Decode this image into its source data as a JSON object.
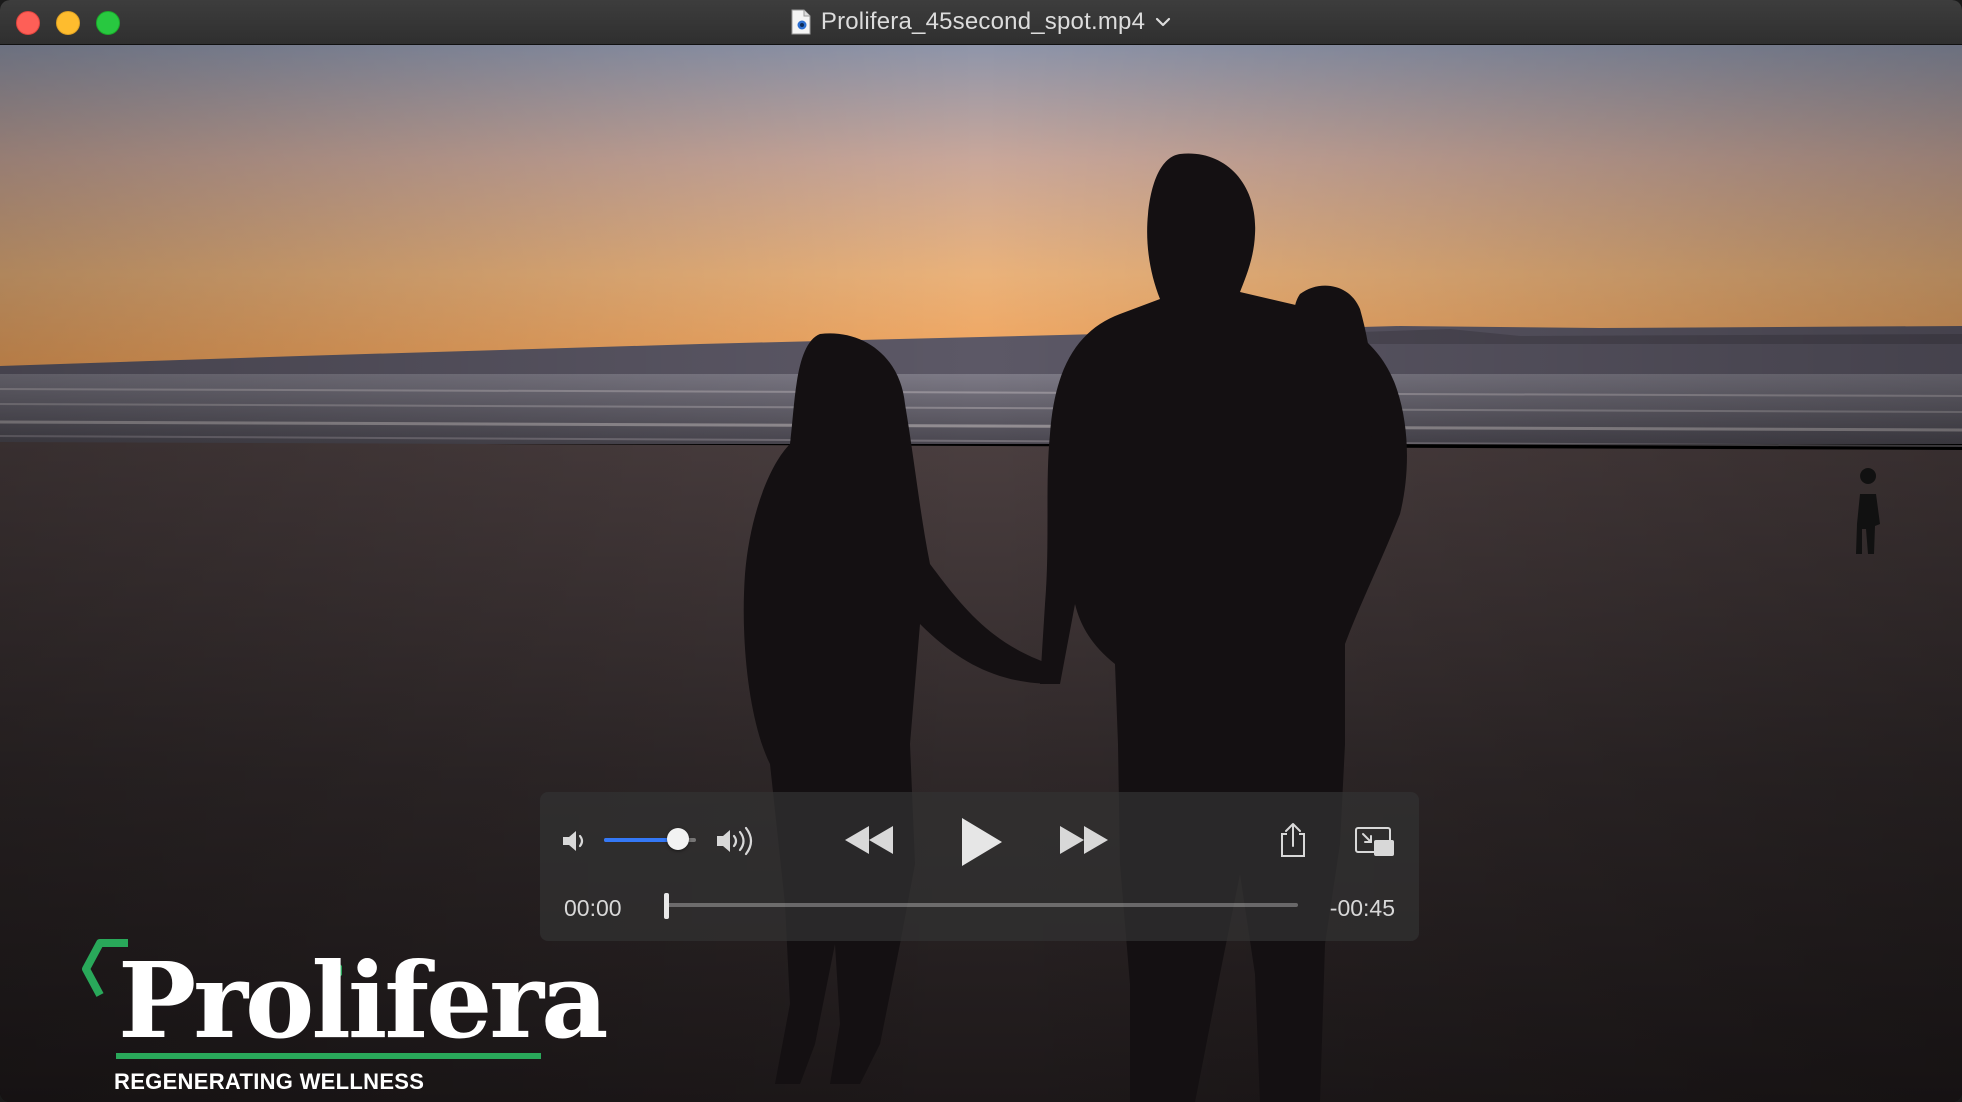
{
  "window": {
    "title": "Prolifera_45second_spot.mp4"
  },
  "player": {
    "volume_level": 0.8,
    "playback_progress": 0.0,
    "current_time": "00:00",
    "remaining_time": "-00:45"
  },
  "overlay": {
    "brand_name": "Prolifera",
    "tagline": "REGENERATING WELLNESS"
  },
  "colors": {
    "accent": "#3478f6",
    "brand_green": "#29a85a",
    "close": "#fe5f57",
    "minimize": "#febc2e",
    "maximize": "#28c840"
  },
  "icons": {
    "close": "close-button",
    "minimize": "minimize-button",
    "maximize": "maximize-button",
    "document": "document-icon",
    "chevron": "chevron-down-icon",
    "volume_low": "volume-low-icon",
    "volume_high": "volume-high-icon",
    "rewind": "rewind-icon",
    "play": "play-icon",
    "fast_forward": "fast-forward-icon",
    "share": "share-icon",
    "pip": "picture-in-picture-icon"
  }
}
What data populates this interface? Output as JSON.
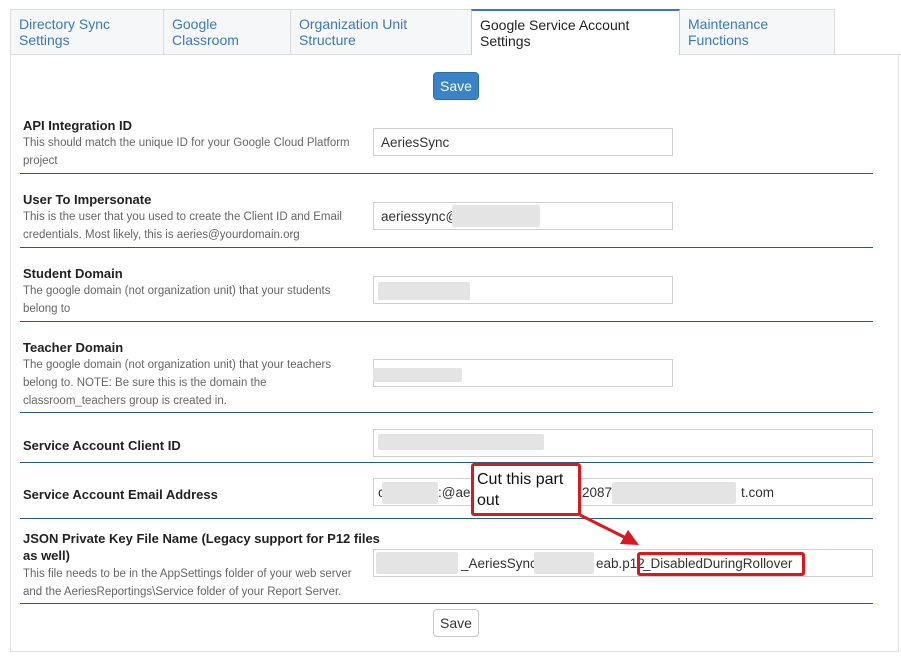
{
  "tabs": [
    {
      "label": "Directory Sync Settings"
    },
    {
      "label": "Google Classroom"
    },
    {
      "label": "Organization Unit Structure"
    },
    {
      "label": "Google Service Account Settings"
    },
    {
      "label": "Maintenance Functions"
    }
  ],
  "active_tab": 3,
  "buttons": {
    "save_top": "Save",
    "save_bottom": "Save"
  },
  "fields": {
    "api_integration_id": {
      "label": "API Integration ID",
      "desc": "This should match the unique ID for your Google Cloud Platform project",
      "value": "AeriesSync"
    },
    "user_to_impersonate": {
      "label": "User To Impersonate",
      "desc": "This is the user that you used to create the Client ID and Email credentials. Most likely, this is aeries@yourdomain.org",
      "value": "aeriessync@"
    },
    "student_domain": {
      "label": "Student Domain",
      "desc": "The google domain (not organization unit) that your students belong to",
      "value": ""
    },
    "teacher_domain": {
      "label": "Teacher Domain",
      "desc": "The google domain (not organization unit) that your teachers belong to. NOTE: Be sure this is the domain the classroom_teachers group is created in.",
      "value": ""
    },
    "client_id": {
      "label": "Service Account Client ID",
      "value": ""
    },
    "email_address": {
      "label": "Service Account Email Address",
      "value_a": "c",
      "value_b": ":@ae",
      "value_c": "20873",
      "value_d": "t.com"
    },
    "json_key": {
      "label": "JSON Private Key File Name (Legacy support for P12 files as well)",
      "desc": "This file needs to be in the AppSettings folder of your web server and the AeriesReportings\\Service folder of your Report Server.",
      "value_a": "_AeriesSync-",
      "value_b": "eab.p12",
      "value_c": "_DisabledDuringRollover"
    }
  },
  "annotation": {
    "callout_text": "Cut this part out",
    "color": "#d71920"
  }
}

○ ○ ○ ○ ○ ○ ○

Transcribe the records above exactly as they appear, leaving out any pictures.

→ **Task result**
Decode this image into its source data as a JSON object.
{
  "window": {
    "title": "Prolifera_45second_spot.mp4"
  },
  "player": {
    "volume_level": 0.8,
    "playback_progress": 0.0,
    "current_time": "00:00",
    "remaining_time": "-00:45"
  },
  "overlay": {
    "brand_name": "Prolifera",
    "tagline": "REGENERATING WELLNESS"
  },
  "colors": {
    "accent": "#3478f6",
    "brand_green": "#29a85a",
    "close": "#fe5f57",
    "minimize": "#febc2e",
    "maximize": "#28c840"
  },
  "icons": {
    "close": "close-button",
    "minimize": "minimize-button",
    "maximize": "maximize-button",
    "document": "document-icon",
    "chevron": "chevron-down-icon",
    "volume_low": "volume-low-icon",
    "volume_high": "volume-high-icon",
    "rewind": "rewind-icon",
    "play": "play-icon",
    "fast_forward": "fast-forward-icon",
    "share": "share-icon",
    "pip": "picture-in-picture-icon"
  }
}
What data populates this interface? Output as JSON.
{
  "tabs": [
    {
      "label": "Directory Sync Settings"
    },
    {
      "label": "Google Classroom"
    },
    {
      "label": "Organization Unit Structure"
    },
    {
      "label": "Google Service Account Settings"
    },
    {
      "label": "Maintenance Functions"
    }
  ],
  "active_tab": 3,
  "buttons": {
    "save_top": "Save",
    "save_bottom": "Save"
  },
  "fields": {
    "api_integration_id": {
      "label": "API Integration ID",
      "desc": "This should match the unique ID for your Google Cloud Platform project",
      "value": "AeriesSync"
    },
    "user_to_impersonate": {
      "label": "User To Impersonate",
      "desc": "This is the user that you used to create the Client ID and Email credentials. Most likely, this is aeries@yourdomain.org",
      "value": "aeriessync@"
    },
    "student_domain": {
      "label": "Student Domain",
      "desc": "The google domain (not organization unit) that your students belong to",
      "value": ""
    },
    "teacher_domain": {
      "label": "Teacher Domain",
      "desc": "The google domain (not organization unit) that your teachers belong to. NOTE: Be sure this is the domain the classroom_teachers group is created in.",
      "value": ""
    },
    "client_id": {
      "label": "Service Account Client ID",
      "value": ""
    },
    "email_address": {
      "label": "Service Account Email Address",
      "value_a": "c",
      "value_b": ":@ae",
      "value_c": "20873",
      "value_d": "t.com"
    },
    "json_key": {
      "label": "JSON Private Key File Name (Legacy support for P12 files as well)",
      "desc": "This file needs to be in the AppSettings folder of your web server and the AeriesReportings\\Service folder of your Report Server.",
      "value_a": "_AeriesSync-",
      "value_b": "eab.p12",
      "value_c": "_DisabledDuringRollover"
    }
  },
  "annotation": {
    "callout_text": "Cut this part out",
    "color": "#d71920"
  }
}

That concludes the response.